(Data excerpts)
* * *
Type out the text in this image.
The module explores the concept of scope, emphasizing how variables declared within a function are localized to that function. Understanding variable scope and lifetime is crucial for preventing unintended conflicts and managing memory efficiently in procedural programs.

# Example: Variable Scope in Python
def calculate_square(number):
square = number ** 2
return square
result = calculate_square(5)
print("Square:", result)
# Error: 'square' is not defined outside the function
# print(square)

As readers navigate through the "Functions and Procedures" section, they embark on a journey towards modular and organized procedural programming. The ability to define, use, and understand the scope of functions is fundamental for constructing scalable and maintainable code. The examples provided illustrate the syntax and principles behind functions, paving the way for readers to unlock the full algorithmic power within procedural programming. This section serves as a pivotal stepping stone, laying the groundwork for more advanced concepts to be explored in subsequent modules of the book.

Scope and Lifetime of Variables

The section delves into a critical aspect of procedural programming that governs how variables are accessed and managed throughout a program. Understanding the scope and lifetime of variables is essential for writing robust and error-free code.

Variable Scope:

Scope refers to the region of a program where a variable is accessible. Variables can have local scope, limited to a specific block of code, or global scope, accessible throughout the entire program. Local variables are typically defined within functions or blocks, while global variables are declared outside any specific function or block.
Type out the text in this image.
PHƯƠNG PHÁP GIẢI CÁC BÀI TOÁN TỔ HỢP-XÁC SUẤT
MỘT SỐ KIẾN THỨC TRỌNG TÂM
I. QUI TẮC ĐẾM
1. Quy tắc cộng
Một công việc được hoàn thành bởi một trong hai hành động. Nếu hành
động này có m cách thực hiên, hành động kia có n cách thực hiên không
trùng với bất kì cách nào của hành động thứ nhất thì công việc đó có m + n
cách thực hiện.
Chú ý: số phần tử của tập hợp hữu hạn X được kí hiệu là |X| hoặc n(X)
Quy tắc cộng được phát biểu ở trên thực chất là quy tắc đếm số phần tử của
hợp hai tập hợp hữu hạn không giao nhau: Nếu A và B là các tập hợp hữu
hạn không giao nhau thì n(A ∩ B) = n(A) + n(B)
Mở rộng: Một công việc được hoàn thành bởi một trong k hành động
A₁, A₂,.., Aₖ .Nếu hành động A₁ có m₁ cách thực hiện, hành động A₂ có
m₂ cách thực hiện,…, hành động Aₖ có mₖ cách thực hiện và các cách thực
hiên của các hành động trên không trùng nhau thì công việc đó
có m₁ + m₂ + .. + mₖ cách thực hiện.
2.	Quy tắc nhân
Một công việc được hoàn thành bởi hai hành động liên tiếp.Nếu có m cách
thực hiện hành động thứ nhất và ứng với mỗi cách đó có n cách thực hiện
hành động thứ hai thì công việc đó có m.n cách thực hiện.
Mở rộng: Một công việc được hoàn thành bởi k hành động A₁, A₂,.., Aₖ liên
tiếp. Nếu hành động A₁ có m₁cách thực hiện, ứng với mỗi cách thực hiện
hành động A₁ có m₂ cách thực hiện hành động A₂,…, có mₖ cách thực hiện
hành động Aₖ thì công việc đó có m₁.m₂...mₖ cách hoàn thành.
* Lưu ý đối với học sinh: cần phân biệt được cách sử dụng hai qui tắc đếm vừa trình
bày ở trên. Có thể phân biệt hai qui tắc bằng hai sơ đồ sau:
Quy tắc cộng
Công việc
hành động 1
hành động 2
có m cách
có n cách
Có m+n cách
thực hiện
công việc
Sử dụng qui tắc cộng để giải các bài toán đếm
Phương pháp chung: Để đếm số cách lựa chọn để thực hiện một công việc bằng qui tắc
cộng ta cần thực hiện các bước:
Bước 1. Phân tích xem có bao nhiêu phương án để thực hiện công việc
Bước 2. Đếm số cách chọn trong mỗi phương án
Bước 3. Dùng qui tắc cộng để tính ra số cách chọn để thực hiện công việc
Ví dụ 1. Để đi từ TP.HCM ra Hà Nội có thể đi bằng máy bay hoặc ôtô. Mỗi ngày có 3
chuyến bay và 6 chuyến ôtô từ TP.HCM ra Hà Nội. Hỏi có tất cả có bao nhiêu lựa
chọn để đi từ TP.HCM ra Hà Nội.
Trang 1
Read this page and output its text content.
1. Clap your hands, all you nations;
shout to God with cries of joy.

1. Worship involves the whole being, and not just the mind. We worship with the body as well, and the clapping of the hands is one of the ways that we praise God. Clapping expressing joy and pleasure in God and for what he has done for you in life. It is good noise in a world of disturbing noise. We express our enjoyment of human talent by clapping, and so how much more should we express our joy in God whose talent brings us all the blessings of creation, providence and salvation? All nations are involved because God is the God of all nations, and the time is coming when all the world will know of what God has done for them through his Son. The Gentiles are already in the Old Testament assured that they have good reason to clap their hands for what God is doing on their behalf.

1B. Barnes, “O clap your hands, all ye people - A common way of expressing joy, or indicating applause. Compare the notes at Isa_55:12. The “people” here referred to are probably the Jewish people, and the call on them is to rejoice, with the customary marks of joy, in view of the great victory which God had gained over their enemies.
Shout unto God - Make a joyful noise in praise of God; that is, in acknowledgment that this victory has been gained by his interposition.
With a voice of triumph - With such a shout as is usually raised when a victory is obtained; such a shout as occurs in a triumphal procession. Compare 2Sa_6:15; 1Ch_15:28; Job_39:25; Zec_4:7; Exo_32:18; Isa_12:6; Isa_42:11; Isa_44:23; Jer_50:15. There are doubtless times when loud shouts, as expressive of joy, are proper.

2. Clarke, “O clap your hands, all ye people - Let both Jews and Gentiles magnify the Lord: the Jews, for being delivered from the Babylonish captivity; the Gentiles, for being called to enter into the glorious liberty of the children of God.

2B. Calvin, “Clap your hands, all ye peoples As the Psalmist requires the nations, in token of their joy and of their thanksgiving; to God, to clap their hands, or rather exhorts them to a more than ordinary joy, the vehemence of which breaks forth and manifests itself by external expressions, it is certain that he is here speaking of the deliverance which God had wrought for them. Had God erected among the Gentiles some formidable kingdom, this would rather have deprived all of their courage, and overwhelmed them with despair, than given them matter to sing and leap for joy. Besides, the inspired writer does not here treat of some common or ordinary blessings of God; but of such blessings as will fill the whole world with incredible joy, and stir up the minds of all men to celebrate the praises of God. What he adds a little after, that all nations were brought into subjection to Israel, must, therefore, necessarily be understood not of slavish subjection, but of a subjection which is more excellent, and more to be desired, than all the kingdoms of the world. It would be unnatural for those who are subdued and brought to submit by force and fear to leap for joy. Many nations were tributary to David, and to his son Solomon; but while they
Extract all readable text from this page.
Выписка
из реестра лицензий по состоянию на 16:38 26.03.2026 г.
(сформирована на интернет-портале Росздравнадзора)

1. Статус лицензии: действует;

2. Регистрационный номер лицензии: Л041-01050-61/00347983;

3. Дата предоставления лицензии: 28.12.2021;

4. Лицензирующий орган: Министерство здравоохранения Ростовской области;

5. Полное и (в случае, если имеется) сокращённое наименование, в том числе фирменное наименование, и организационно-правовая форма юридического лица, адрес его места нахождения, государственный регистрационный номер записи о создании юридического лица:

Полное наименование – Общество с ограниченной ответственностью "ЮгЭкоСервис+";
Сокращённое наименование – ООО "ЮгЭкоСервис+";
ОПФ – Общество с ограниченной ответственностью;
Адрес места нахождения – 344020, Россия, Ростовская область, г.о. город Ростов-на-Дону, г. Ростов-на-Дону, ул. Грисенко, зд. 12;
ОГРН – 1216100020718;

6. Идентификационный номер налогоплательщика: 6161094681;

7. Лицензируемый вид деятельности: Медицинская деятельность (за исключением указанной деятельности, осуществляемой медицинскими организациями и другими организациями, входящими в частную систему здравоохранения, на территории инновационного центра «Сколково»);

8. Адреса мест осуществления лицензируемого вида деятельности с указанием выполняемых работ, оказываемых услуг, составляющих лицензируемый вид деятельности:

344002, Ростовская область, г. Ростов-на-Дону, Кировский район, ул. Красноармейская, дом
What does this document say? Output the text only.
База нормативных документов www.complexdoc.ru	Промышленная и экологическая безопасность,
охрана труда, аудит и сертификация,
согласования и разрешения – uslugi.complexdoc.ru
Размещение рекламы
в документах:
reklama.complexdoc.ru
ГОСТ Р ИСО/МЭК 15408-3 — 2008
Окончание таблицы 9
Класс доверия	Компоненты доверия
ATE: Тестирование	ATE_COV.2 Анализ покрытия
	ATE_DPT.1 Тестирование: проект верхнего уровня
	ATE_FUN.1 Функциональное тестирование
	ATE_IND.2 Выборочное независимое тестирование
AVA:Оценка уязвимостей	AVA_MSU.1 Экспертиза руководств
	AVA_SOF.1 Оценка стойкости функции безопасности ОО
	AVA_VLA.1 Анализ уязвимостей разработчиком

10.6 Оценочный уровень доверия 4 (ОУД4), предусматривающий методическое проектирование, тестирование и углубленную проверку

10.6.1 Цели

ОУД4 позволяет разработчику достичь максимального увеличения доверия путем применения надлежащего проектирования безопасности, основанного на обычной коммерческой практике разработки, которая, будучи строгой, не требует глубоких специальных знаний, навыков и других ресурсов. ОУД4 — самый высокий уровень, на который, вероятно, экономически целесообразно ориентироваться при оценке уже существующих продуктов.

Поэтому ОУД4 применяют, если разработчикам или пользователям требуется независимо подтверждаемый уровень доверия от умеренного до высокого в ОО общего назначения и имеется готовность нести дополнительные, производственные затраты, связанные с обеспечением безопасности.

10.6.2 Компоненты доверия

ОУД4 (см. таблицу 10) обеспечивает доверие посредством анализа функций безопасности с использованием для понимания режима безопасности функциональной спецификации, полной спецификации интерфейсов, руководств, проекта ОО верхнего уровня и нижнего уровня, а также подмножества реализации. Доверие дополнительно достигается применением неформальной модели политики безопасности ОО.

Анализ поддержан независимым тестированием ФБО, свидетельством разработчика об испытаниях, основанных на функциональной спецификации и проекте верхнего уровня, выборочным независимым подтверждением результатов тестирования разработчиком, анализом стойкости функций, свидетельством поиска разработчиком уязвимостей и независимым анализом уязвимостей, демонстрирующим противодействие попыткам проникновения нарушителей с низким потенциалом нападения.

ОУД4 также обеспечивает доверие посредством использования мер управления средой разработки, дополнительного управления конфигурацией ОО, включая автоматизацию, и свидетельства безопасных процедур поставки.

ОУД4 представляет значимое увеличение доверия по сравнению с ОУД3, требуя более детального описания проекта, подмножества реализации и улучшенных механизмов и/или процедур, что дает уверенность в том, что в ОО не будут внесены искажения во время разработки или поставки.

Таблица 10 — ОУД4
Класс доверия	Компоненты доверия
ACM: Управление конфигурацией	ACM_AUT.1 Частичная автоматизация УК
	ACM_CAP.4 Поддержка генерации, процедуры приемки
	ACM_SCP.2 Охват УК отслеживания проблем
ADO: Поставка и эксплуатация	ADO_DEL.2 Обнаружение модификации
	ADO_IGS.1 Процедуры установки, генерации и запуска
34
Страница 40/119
* * *
Provide the number of lines in the entries that include "result", and no other text.

The answer ->
2